### [What is asked]
Please give the listing again, word for word, with nothing left out.

#### Given entries

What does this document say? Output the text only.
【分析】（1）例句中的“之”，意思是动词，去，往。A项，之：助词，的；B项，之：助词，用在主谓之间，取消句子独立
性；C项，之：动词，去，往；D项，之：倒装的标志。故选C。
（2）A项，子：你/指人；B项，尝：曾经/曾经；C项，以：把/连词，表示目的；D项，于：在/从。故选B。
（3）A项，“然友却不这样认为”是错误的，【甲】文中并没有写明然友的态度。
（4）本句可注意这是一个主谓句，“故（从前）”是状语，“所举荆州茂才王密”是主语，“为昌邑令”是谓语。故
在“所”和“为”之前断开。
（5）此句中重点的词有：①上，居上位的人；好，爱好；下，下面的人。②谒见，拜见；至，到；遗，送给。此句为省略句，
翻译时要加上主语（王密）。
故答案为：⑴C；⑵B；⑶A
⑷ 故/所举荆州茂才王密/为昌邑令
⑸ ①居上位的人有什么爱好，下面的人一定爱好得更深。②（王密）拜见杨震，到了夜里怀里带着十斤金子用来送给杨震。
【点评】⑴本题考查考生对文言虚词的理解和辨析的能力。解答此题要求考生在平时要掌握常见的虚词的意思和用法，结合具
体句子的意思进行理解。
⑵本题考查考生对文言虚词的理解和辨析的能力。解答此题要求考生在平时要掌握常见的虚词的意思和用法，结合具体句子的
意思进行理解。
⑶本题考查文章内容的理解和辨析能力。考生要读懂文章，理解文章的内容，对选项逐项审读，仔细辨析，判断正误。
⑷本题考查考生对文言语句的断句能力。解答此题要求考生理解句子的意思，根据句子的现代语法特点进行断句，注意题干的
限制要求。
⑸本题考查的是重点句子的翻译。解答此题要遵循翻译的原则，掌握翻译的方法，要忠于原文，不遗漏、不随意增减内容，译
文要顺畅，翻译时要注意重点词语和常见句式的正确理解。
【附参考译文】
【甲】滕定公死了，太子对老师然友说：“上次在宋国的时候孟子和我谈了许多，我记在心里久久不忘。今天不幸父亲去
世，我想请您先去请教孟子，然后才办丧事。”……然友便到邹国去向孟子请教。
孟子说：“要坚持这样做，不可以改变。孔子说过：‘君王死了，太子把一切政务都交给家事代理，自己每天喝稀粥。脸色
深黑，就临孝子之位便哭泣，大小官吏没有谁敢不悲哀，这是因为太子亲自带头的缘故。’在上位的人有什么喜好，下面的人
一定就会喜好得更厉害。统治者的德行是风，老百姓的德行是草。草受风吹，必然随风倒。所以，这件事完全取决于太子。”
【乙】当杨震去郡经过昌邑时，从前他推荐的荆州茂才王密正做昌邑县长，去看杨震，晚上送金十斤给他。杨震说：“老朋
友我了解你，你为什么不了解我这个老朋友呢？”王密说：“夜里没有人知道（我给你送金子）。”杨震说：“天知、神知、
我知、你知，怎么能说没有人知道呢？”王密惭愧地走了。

########

### [Result below]
What does this document say? Output the text only.
【分析】（1）例句中的“之”，意思是动词，去，往。A项，之：助词，的；B项，之：助词，用在主谓之间，取消句子独立
性；C项，之：动词，去，往；D项，之：倒装的标志。故选C。
（2）A项，子：你/指人；B项，尝：曾经/曾经；C项，以：把/连词，表示目的；D项，于：在/从。故选B。
（3）A项，“然友却不这样认为”是错误的，【甲】文中并没有写明然友的态度。
（4）本句可注意这是一个主谓句，“故（从前）”是状语，“所举荆州茂才王密”是主语，“为昌邑令”是谓语。故
在“所”和“为”之前断开。
（5）此句中重点的词有：①上，居上位的人；好，爱好；下，下面的人。②谒见，拜见；至，到；遗，送给。此句为省略句，
翻译时要加上主语（王密）。
故答案为：⑴C；⑵B；⑶A
⑷ 故/所举荆州茂才王密/为昌邑令
⑸ ①居上位的人有什么爱好，下面的人一定爱好得更深。②（王密）拜见杨震，到了夜里怀里带着十斤金子用来送给杨震。
【点评】⑴本题考查考生对文言虚词的理解和辨析的能力。解答此题要求考生在平时要掌握常见的虚词的意思和用法，结合具
体句子的意思进行理解。
⑵本题考查考生对文言虚词的理解和辨析的能力。解答此题要求考生在平时要掌握常见的虚词的意思和用法，结合具体句子的
意思进行理解。
⑶本题考查文章内容的理解和辨析能力。考生要读懂文章，理解文章的内容，对选项逐项审读，仔细辨析，判断正误。
⑷本题考查考生对文言语句的断句能力。解答此题要求考生理解句子的意思，根据句子的现代语法特点进行断句，注意题干的
限制要求。
⑸本题考查的是重点句子的翻译。解答此题要遵循翻译的原则，掌握翻译的方法，要忠于原文，不遗漏、不随意增减内容，译
文要顺畅，翻译时要注意重点词语和常见句式的正确理解。
【附参考译文】
【甲】滕定公死了，太子对老师然友说：“上次在宋国的时候孟子和我谈了许多，我记在心里久久不忘。今天不幸父亲去
世，我想请您先去请教孟子，然后才办丧事。”……然友便到邹国去向孟子请教。
孟子说：“要坚持这样做，不可以改变。孔子说过：‘君王死了，太子把一切政务都交给家事代理，自己每天喝稀粥。脸色
深黑，就临孝子之位便哭泣，大小官吏没有谁敢不悲哀，这是因为太子亲自带头的缘故。’在上位的人有什么喜好，下面的人
一定就会喜好得更厉害。统治者的德行是风，老百姓的德行是草。草受风吹，必然随风倒。所以，这件事完全取决于太子。”
【乙】当杨震去郡经过昌邑时，从前他推荐的荆州茂才王密正做昌邑县长，去看杨震，晚上送金十斤给他。杨震说：“老朋
友我了解你，你为什么不了解我这个老朋友呢？”王密说：“夜里没有人知道（我给你送金子）。”杨震说：“天知、神知、
我知、你知，怎么能说没有人知道呢？”王密惭愧地走了。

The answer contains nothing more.